Reading passage:

────────────────

Five years on, the prophecy stands fulfilled, if the mandate in the recent Godda byelections is anything to go by. Old-timers rue that the state, which had always prided itself on its imperviousness to contentious communal issues (tribal south Bihar was perhaps the only region in the East which did not see any violence after December 6, 1992), could not remain immune to the saffron surge.
The BJP won the Godda parliamentary seat by 93,262 votes. It had a lead margin of 15,000 in at least three assembly segments — Godda, Poriyahat and Deoghar. Notwithstanding a low voter turnout, in three blocks — Jarmundi, Madhupur and Mahagama — it defeated its nearest rival by an average of 3,000 votes. According to observers, development and welfare had little to do in the bypolls this time, unlike in Dumka, in March, where the government’s non-performance led to an anti-BJP wave, and helped the JMM cruise to victory. This time, there was a clear swing in favour of Hindutva.
Even a couple of years before Jharkhand was formed in 2000, lower caste and tribal voters were firmly secular. It was the upper-caste Hindu votes which were divided between the BJP and the Congress. Although Hindutva overrode all other considerations in Brahmin dominated Godda, the BJP has never had it so easy. Even the traditional Congress supporters temporarily switched sides this time, preferring to go along with the ruling party. The tribal and backward votes were divided equally between the JMM, RJD and the BJP, which incidentally fielded a Yadav candidate. So none of the opposition parties could command the block votes of any one segment.
An analysis of the “shift” in upper caste votes calls for a deeper look at the socio-political cross-currents. While some attribute the erosion of the Congress’s base to a feeling of insecurity among its upper-caste voters (made even more acute by the nomination of a minority candidate), others feel it is an extension of the BJP’s success story in Gujarat. Hindutva was the motivating factor, although the BJP raised several development issues in its campaign. The electorate turned a blind eye to the chief minister’s “dismal” progress report and opted for his party’s more “sublime” tenets instead.
Unlike Gujarat, where the Narendra Modi government has been credited with opening up the Narmada lifeline and several other populist measures, the Babulal Marandi government in Jharkhand had nothing to flaunt in terms of development. Godda is still a backward terrain with steep economic disparities between the upper castes and fringe groups. Owing to its proximity to Bihar, the constituency is burdened by the Bihar syndrome — a baggage it finds difficult to shed even after two years.
According to a local temple sevait (priest), the “divine powers” of Lord Baidyanath, whose abode, Deoghar, falls within this constituency, worked for the BJP and turned the spotlight away from the party’s “non-performance”. Hindutva proved to be Marandi’s life-saver for, had the polls hinged on ground realities, it would have been Dumka all over.

────────────────

Task description: Which political parties are named in the article on the Godda byelections?

(Source records)
────────────────

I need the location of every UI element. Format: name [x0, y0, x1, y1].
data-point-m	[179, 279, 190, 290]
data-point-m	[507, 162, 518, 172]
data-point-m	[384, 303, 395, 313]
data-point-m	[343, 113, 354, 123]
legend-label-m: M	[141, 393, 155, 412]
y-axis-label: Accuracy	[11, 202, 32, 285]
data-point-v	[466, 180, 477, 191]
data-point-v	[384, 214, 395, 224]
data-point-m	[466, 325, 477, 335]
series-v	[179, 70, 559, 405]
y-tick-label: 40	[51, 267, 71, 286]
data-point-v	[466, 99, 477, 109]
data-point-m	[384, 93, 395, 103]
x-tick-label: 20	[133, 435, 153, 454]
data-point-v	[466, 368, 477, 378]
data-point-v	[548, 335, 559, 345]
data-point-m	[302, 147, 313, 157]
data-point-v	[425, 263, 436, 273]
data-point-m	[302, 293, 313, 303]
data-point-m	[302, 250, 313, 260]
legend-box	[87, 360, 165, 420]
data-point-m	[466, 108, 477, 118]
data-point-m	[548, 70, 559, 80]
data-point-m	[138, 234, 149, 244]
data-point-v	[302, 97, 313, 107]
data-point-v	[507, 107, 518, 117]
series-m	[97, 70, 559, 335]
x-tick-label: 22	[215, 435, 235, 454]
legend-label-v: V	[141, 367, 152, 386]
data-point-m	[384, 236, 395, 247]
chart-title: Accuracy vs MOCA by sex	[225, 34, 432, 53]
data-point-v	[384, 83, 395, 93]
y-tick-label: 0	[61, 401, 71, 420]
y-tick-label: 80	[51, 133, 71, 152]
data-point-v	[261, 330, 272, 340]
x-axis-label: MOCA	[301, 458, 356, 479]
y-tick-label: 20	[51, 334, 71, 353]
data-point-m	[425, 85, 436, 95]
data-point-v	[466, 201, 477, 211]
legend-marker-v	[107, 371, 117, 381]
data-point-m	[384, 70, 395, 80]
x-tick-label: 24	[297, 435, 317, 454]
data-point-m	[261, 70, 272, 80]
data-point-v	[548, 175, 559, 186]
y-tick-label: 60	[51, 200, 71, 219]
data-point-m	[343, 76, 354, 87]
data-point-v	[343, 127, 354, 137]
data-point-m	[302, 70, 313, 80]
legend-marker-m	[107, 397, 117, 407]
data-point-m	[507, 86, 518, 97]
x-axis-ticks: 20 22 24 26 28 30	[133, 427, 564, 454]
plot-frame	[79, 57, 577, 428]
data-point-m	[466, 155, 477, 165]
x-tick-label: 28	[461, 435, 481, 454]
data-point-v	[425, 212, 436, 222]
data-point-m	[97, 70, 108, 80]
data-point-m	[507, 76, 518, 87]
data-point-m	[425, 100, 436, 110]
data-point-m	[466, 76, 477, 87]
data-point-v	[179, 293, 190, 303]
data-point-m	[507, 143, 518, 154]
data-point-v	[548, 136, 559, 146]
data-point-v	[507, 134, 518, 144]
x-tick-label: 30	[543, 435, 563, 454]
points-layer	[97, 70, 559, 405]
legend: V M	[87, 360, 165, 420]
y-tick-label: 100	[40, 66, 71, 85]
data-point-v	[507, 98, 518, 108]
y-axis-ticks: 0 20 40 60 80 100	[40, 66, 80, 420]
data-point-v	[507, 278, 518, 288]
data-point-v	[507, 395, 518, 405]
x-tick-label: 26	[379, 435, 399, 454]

────────────────

Response to the exercise: BJP, JMM, Congress, RJD